-------- Data provided

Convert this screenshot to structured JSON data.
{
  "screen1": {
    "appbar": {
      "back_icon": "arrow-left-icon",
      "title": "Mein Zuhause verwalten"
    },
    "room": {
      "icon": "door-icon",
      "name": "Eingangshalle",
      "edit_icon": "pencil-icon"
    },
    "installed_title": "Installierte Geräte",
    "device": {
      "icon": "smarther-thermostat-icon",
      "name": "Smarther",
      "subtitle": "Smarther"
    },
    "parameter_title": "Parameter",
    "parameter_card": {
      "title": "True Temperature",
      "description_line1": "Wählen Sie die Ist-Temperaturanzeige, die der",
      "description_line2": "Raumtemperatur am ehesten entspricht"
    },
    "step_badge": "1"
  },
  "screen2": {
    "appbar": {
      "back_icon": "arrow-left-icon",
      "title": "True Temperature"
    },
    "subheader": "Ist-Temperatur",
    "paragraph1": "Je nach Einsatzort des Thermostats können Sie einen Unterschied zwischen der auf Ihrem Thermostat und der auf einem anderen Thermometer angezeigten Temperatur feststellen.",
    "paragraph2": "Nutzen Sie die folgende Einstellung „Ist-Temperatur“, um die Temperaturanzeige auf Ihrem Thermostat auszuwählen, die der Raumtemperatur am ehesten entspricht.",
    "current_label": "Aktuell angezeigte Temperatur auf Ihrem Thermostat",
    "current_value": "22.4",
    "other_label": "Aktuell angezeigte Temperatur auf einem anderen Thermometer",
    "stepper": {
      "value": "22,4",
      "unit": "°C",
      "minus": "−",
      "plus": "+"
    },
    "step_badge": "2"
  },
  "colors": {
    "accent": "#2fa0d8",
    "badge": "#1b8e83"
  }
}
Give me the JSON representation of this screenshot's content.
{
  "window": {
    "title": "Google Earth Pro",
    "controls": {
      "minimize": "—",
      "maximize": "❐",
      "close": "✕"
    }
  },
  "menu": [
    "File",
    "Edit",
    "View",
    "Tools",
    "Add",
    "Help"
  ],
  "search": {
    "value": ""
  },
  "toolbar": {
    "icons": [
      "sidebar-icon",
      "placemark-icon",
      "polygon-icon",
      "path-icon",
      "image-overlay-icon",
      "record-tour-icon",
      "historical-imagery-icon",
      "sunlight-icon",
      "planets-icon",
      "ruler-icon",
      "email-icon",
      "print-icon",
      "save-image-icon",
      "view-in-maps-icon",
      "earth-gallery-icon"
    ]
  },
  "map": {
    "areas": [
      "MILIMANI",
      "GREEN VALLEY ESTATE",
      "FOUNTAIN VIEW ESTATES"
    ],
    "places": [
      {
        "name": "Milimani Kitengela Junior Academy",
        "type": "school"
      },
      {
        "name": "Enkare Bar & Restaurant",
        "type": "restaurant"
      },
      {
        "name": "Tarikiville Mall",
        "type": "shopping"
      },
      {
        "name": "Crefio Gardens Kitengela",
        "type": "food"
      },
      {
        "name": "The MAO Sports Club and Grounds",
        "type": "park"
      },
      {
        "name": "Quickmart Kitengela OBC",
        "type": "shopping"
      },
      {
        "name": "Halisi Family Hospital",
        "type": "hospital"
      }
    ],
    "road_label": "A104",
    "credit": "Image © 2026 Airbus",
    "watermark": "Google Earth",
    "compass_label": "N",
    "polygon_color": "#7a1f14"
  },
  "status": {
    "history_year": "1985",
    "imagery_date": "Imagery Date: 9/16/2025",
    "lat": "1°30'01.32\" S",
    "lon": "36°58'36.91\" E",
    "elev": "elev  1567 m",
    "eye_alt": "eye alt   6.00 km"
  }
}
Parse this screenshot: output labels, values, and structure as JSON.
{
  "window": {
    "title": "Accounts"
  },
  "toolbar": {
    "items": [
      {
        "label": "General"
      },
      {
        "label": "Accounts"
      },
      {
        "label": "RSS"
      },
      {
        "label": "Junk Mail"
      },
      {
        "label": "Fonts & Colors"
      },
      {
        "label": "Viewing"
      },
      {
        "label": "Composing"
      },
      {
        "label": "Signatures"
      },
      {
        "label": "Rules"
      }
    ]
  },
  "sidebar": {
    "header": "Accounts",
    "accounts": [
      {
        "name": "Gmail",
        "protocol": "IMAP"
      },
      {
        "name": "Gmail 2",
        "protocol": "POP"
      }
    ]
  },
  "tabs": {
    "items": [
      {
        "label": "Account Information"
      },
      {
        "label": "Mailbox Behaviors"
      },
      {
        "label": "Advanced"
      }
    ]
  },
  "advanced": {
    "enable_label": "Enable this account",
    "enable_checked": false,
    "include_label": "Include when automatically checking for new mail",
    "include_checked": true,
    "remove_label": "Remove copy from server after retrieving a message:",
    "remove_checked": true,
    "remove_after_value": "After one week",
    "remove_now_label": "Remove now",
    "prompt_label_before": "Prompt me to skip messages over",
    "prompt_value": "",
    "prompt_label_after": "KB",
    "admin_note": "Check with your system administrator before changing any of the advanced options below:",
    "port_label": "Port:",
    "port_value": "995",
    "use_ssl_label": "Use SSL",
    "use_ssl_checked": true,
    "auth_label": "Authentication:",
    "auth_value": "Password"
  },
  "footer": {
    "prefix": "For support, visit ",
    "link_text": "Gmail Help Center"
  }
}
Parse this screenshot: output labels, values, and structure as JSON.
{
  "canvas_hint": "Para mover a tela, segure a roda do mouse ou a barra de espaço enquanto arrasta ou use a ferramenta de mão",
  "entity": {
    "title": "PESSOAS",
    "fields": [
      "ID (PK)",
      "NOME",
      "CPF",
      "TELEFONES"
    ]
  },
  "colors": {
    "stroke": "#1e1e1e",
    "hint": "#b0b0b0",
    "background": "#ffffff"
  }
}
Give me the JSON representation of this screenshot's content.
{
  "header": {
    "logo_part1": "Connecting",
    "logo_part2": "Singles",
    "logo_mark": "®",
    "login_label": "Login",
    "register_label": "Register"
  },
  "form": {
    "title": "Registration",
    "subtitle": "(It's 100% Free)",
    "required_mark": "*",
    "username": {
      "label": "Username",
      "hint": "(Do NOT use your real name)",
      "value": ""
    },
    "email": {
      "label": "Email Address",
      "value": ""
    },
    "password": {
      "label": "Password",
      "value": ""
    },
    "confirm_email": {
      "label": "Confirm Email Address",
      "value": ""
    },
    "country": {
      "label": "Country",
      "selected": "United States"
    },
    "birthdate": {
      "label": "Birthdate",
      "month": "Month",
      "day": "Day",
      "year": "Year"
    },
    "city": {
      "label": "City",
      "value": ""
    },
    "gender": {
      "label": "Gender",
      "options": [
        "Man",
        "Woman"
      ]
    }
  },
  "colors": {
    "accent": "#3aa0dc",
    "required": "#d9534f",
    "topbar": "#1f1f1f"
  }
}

----------------

> **What is asked**
Nothing in the listing may be changed; retype it all exactly.

> **Answer for the task**
Convert this screenshot to structured JSON data.
{
  "screen1": {
    "appbar": {
      "back_icon": "arrow-left-icon",
      "title": "Mein Zuhause verwalten"
    },
    "room": {
      "icon": "door-icon",
      "name": "Eingangshalle",
      "edit_icon": "pencil-icon"
    },
    "installed_title": "Installierte Geräte",
    "device": {
      "icon": "smarther-thermostat-icon",
      "name": "Smarther",
      "subtitle": "Smarther"
    },
    "parameter_title": "Parameter",
    "parameter_card": {
      "title": "True Temperature",
      "description_line1": "Wählen Sie die Ist-Temperaturanzeige, die der",
      "description_line2": "Raumtemperatur am ehesten entspricht"
    },
    "step_badge": "1"
  },
  "screen2": {
    "appbar": {
      "back_icon": "arrow-left-icon",
      "title": "True Temperature"
    },
    "subheader": "Ist-Temperatur",
    "paragraph1": "Je nach Einsatzort des Thermostats können Sie einen Unterschied zwischen der auf Ihrem Thermostat und der auf einem anderen Thermometer angezeigten Temperatur feststellen.",
    "paragraph2": "Nutzen Sie die folgende Einstellung „Ist-Temperatur“, um die Temperaturanzeige auf Ihrem Thermostat auszuwählen, die der Raumtemperatur am ehesten entspricht.",
    "current_label": "Aktuell angezeigte Temperatur auf Ihrem Thermostat",
    "current_value": "22.4",
    "other_label": "Aktuell angezeigte Temperatur auf einem anderen Thermometer",
    "stepper": {
      "value": "22,4",
      "unit": "°C",
      "minus": "−",
      "plus": "+"
    },
    "step_badge": "2"
  },
  "colors": {
    "accent": "#2fa0d8",
    "badge": "#1b8e83"
  }
}
Give me the JSON representation of this screenshot's content.
{
  "window": {
    "title": "Google Earth Pro",
    "controls": {
      "minimize": "—",
      "maximize": "❐",
      "close": "✕"
    }
  },
  "menu": [
    "File",
    "Edit",
    "View",
    "Tools",
    "Add",
    "Help"
  ],
  "search": {
    "value": ""
  },
  "toolbar": {
    "icons": [
      "sidebar-icon",
      "placemark-icon",
      "polygon-icon",
      "path-icon",
      "image-overlay-icon",
      "record-tour-icon",
      "historical-imagery-icon",
      "sunlight-icon",
      "planets-icon",
      "ruler-icon",
      "email-icon",
      "print-icon",
      "save-image-icon",
      "view-in-maps-icon",
      "earth-gallery-icon"
    ]
  },
  "map": {
    "areas": [
      "MILIMANI",
      "GREEN VALLEY ESTATE",
      "FOUNTAIN VIEW ESTATES"
    ],
    "places": [
      {
        "name": "Milimani Kitengela Junior Academy",
        "type": "school"
      },
      {
        "name": "Enkare Bar & Restaurant",
        "type": "restaurant"
      },
      {
        "name": "Tarikiville Mall",
        "type": "shopping"
      },
      {
        "name": "Crefio Gardens Kitengela",
        "type": "food"
      },
      {
        "name": "The MAO Sports Club and Grounds",
        "type": "park"
      },
      {
        "name": "Quickmart Kitengela OBC",
        "type": "shopping"
      },
      {
        "name": "Halisi Family Hospital",
        "type": "hospital"
      }
    ],
    "road_label": "A104",
    "credit": "Image © 2026 Airbus",
    "watermark": "Google Earth",
    "compass_label": "N",
    "polygon_color": "#7a1f14"
  },
  "status": {
    "history_year": "1985",
    "imagery_date": "Imagery Date: 9/16/2025",
    "lat": "1°30'01.32\" S",
    "lon": "36°58'36.91\" E",
    "elev": "elev  1567 m",
    "eye_alt": "eye alt   6.00 km"
  }
}
Parse this screenshot: output labels, values, and structure as JSON.
{
  "window": {
    "title": "Accounts"
  },
  "toolbar": {
    "items": [
      {
        "label": "General"
      },
      {
        "label": "Accounts"
      },
      {
        "label": "RSS"
      },
      {
        "label": "Junk Mail"
      },
      {
        "label": "Fonts & Colors"
      },
      {
        "label": "Viewing"
      },
      {
        "label": "Composing"
      },
      {
        "label": "Signatures"
      },
      {
        "label": "Rules"
      }
    ]
  },
  "sidebar": {
    "header": "Accounts",
    "accounts": [
      {
        "name": "Gmail",
        "protocol": "IMAP"
      },
      {
        "name": "Gmail 2",
        "protocol": "POP"
      }
    ]
  },
  "tabs": {
    "items": [
      {
        "label": "Account Information"
      },
      {
        "label": "Mailbox Behaviors"
      },
      {
        "label": "Advanced"
      }
    ]
  },
  "advanced": {
    "enable_label": "Enable this account",
    "enable_checked": false,
    "include_label": "Include when automatically checking for new mail",
    "include_checked": true,
    "remove_label": "Remove copy from server after retrieving a message:",
    "remove_checked": true,
    "remove_after_value": "After one week",
    "remove_now_label": "Remove now",
    "prompt_label_before": "Prompt me to skip messages over",
    "prompt_value": "",
    "prompt_label_after": "KB",
    "admin_note": "Check with your system administrator before changing any of the advanced options below:",
    "port_label": "Port:",
    "port_value": "995",
    "use_ssl_label": "Use SSL",
    "use_ssl_checked": true,
    "auth_label": "Authentication:",
    "auth_value": "Password"
  },
  "footer": {
    "prefix": "For support, visit ",
    "link_text": "Gmail Help Center"
  }
}
Parse this screenshot: output labels, values, and structure as JSON.
{
  "canvas_hint": "Para mover a tela, segure a roda do mouse ou a barra de espaço enquanto arrasta ou use a ferramenta de mão",
  "entity": {
    "title": "PESSOAS",
    "fields": [
      "ID (PK)",
      "NOME",
      "CPF",
      "TELEFONES"
    ]
  },
  "colors": {
    "stroke": "#1e1e1e",
    "hint": "#b0b0b0",
    "background": "#ffffff"
  }
}
Give me the JSON representation of this screenshot's content.
{
  "header": {
    "logo_part1": "Connecting",
    "logo_part2": "Singles",
    "logo_mark": "®",
    "login_label": "Login",
    "register_label": "Register"
  },
  "form": {
    "title": "Registration",
    "subtitle": "(It's 100% Free)",
    "required_mark": "*",
    "username": {
      "label": "Username",
      "hint": "(Do NOT use your real name)",
      "value": ""
    },
    "email": {
      "label": "Email Address",
      "value": ""
    },
    "password": {
      "label": "Password",
      "value": ""
    },
    "confirm_email": {
      "label": "Confirm Email Address",
      "value": ""
    },
    "country": {
      "label": "Country",
      "selected": "United States"
    },
    "birthdate": {
      "label": "Birthdate",
      "month": "Month",
      "day": "Day",
      "year": "Year"
    },
    "city": {
      "label": "City",
      "value": ""
    },
    "gender": {
      "label": "Gender",
      "options": [
        "Man",
        "Woman"
      ]
    }
  },
  "colors": {
    "accent": "#3aa0dc",
    "required": "#d9534f",
    "topbar": "#1f1f1f"
  }
}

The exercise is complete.